- Task prompt
An exact copy of every record is needed.

━━━━━━

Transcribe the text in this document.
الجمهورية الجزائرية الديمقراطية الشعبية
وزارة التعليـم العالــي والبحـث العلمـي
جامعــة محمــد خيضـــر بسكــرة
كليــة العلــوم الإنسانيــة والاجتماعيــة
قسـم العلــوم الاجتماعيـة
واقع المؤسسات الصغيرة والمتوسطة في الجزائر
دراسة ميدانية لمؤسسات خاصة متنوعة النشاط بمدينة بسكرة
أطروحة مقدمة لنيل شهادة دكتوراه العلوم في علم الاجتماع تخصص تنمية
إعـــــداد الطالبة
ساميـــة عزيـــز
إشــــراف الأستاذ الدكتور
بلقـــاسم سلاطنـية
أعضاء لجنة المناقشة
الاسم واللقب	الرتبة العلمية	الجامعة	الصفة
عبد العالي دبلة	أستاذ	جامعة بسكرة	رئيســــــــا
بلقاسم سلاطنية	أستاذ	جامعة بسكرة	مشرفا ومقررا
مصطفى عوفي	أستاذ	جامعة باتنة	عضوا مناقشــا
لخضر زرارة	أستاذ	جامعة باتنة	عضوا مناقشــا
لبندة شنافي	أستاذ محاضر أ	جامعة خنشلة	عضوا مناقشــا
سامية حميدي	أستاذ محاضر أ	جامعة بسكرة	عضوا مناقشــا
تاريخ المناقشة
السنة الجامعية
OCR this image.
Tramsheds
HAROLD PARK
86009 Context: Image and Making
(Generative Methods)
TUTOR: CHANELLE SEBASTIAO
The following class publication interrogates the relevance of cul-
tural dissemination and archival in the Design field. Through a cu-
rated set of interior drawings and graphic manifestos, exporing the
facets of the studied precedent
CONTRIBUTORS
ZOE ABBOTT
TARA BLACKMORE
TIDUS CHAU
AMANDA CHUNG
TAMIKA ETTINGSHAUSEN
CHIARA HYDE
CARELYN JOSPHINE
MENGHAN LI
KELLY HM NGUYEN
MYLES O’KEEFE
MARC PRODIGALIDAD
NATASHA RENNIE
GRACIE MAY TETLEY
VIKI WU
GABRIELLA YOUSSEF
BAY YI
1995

━━━━━━

- Solution for this exercise
Transcribe the text in this document.
الجمهورية الجزائرية الديمقراطية الشعبية
وزارة التعليـم العالــي والبحـث العلمـي
جامعــة محمــد خيضـــر بسكــرة
كليــة العلــوم الإنسانيــة والاجتماعيــة
قسـم العلــوم الاجتماعيـة
واقع المؤسسات الصغيرة والمتوسطة في الجزائر
دراسة ميدانية لمؤسسات خاصة متنوعة النشاط بمدينة بسكرة
أطروحة مقدمة لنيل شهادة دكتوراه العلوم في علم الاجتماع تخصص تنمية
إعـــــداد الطالبة
ساميـــة عزيـــز
إشــــراف الأستاذ الدكتور
بلقـــاسم سلاطنـية
أعضاء لجنة المناقشة
الاسم واللقب	الرتبة العلمية	الجامعة	الصفة
عبد العالي دبلة	أستاذ	جامعة بسكرة	رئيســــــــا
بلقاسم سلاطنية	أستاذ	جامعة بسكرة	مشرفا ومقررا
مصطفى عوفي	أستاذ	جامعة باتنة	عضوا مناقشــا
لخضر زرارة	أستاذ	جامعة باتنة	عضوا مناقشــا
لبندة شنافي	أستاذ محاضر أ	جامعة خنشلة	عضوا مناقشــا
سامية حميدي	أستاذ محاضر أ	جامعة بسكرة	عضوا مناقشــا
تاريخ المناقشة
السنة الجامعية
OCR this image.
Tramsheds
HAROLD PARK
86009 Context: Image and Making
(Generative Methods)
TUTOR: CHANELLE SEBASTIAO
The following class publication interrogates the relevance of cul-
tural dissemination and archival in the Design field. Through a cu-
rated set of interior drawings and graphic manifestos, exporing the
facets of the studied precedent
CONTRIBUTORS
ZOE ABBOTT
TARA BLACKMORE
TIDUS CHAU
AMANDA CHUNG
TAMIKA ETTINGSHAUSEN
CHIARA HYDE
CARELYN JOSPHINE
MENGHAN LI
KELLY HM NGUYEN
MYLES O’KEEFE
MARC PRODIGALIDAD
NATASHA RENNIE
GRACIE MAY TETLEY
VIKI WU
GABRIELLA YOUSSEF
BAY YI
1995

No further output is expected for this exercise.